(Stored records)
-=-=-

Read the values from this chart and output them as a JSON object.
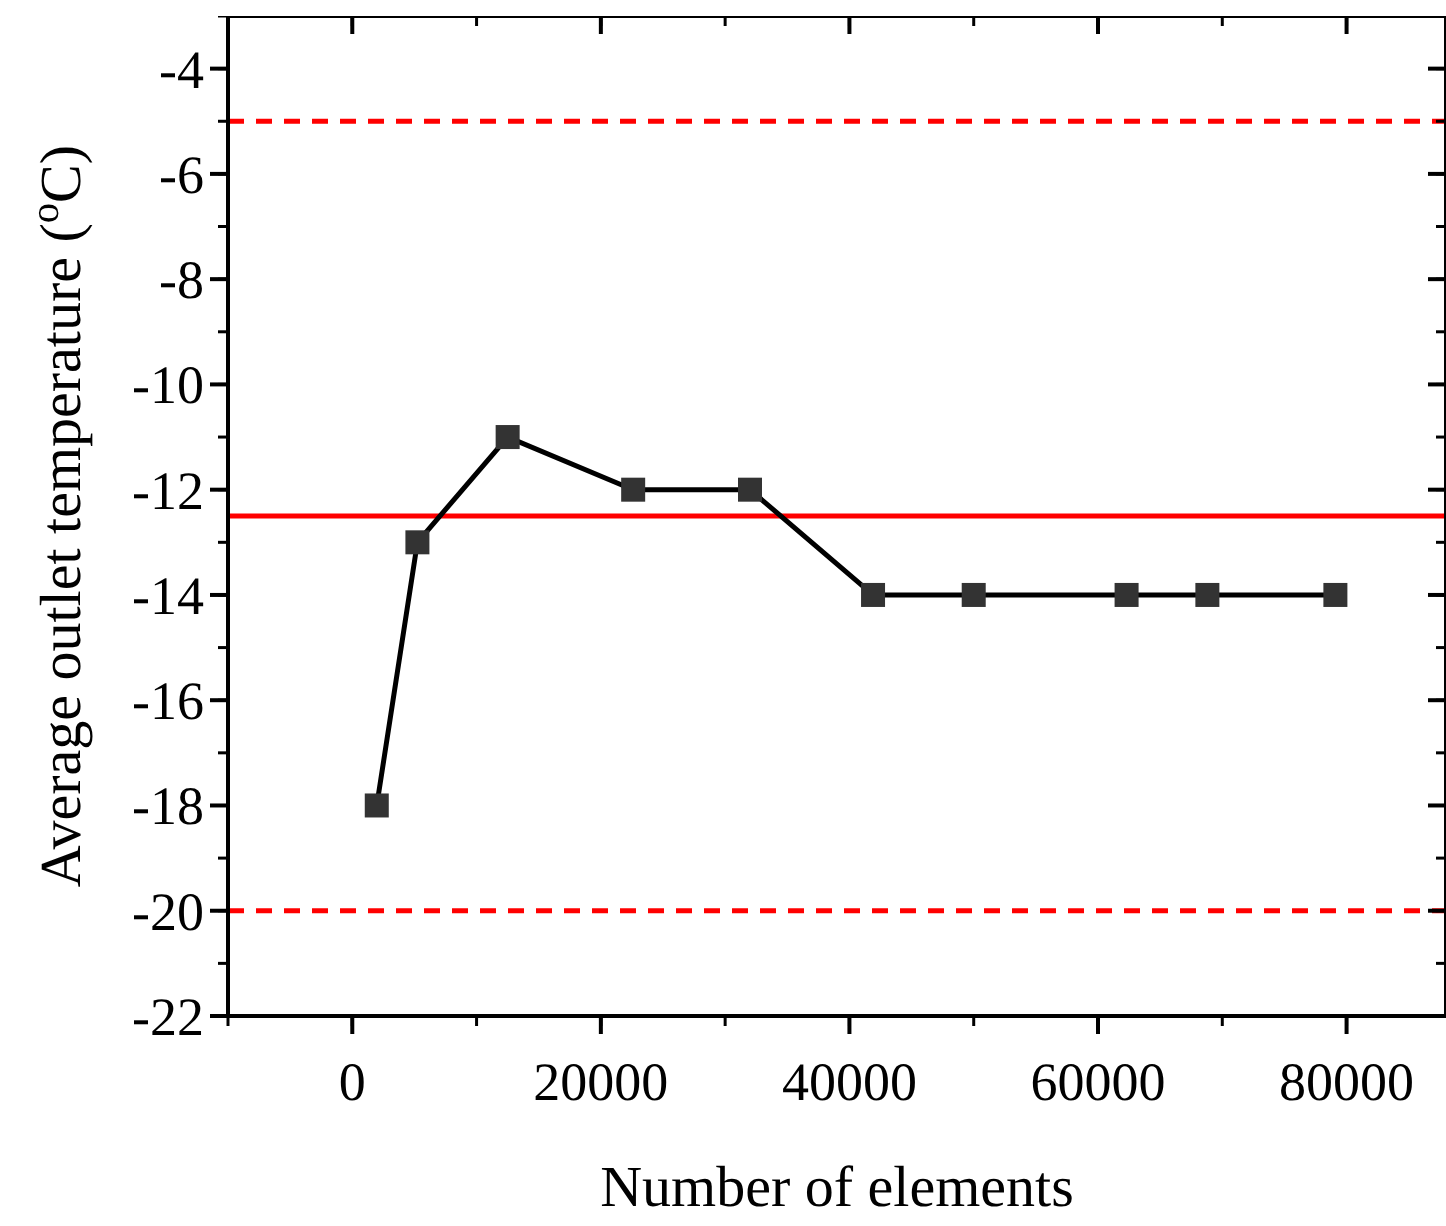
{
  "chart_data": {
    "type": "line",
    "xlabel": "Number of elements",
    "ylabel": "Average outlet temperature ($^{o}$C)",
    "x": [
      1970,
      5240,
      12500,
      22600,
      32000,
      41900,
      50000,
      62300,
      68800,
      79100
    ],
    "series": [
      {
        "color": "#333333",
        "values": [
          -18,
          -13,
          -11,
          -12,
          -12,
          -14,
          -14,
          -14,
          -14,
          -14
        ]
      }
    ],
    "marker": "square",
    "line_style": "solid",
    "xlim": [
      -10000,
      88000
    ],
    "xticks": [
      0,
      20000,
      40000,
      60000,
      80000
    ],
    "ylim": [
      -22,
      -3
    ],
    "yticks": [
      -22,
      -20,
      -18,
      -16,
      -14,
      -12,
      -10,
      -8,
      -6,
      -4
    ],
    "ref_lines": [
      {
        "axis": "y",
        "value": -5,
        "color": "#ff0000",
        "line_style": "dashed"
      },
      {
        "axis": "y",
        "value": -12.5,
        "color": "#ff0000",
        "line_style": "solid"
      },
      {
        "axis": "y",
        "value": -20,
        "color": "#ff0000",
        "line_style": "dashed"
      }
    ]
  }
}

-=-=-

## Objective
Give an exact copy of the material, leaving out every picture.

## Exercise response
Read the values from this chart and output them as a JSON object.
{
  "chart_data": {
    "type": "line",
    "xlabel": "Number of elements",
    "ylabel": "Average outlet temperature ($^{o}$C)",
    "x": [
      1970,
      5240,
      12500,
      22600,
      32000,
      41900,
      50000,
      62300,
      68800,
      79100
    ],
    "series": [
      {
        "color": "#333333",
        "values": [
          -18,
          -13,
          -11,
          -12,
          -12,
          -14,
          -14,
          -14,
          -14,
          -14
        ]
      }
    ],
    "marker": "square",
    "line_style": "solid",
    "xlim": [
      -10000,
      88000
    ],
    "xticks": [
      0,
      20000,
      40000,
      60000,
      80000
    ],
    "ylim": [
      -22,
      -3
    ],
    "yticks": [
      -22,
      -20,
      -18,
      -16,
      -14,
      -12,
      -10,
      -8,
      -6,
      -4
    ],
    "ref_lines": [
      {
        "axis": "y",
        "value": -5,
        "color": "#ff0000",
        "line_style": "dashed"
      },
      {
        "axis": "y",
        "value": -12.5,
        "color": "#ff0000",
        "line_style": "solid"
      },
      {
        "axis": "y",
        "value": -20,
        "color": "#ff0000",
        "line_style": "dashed"
      }
    ]
  }
}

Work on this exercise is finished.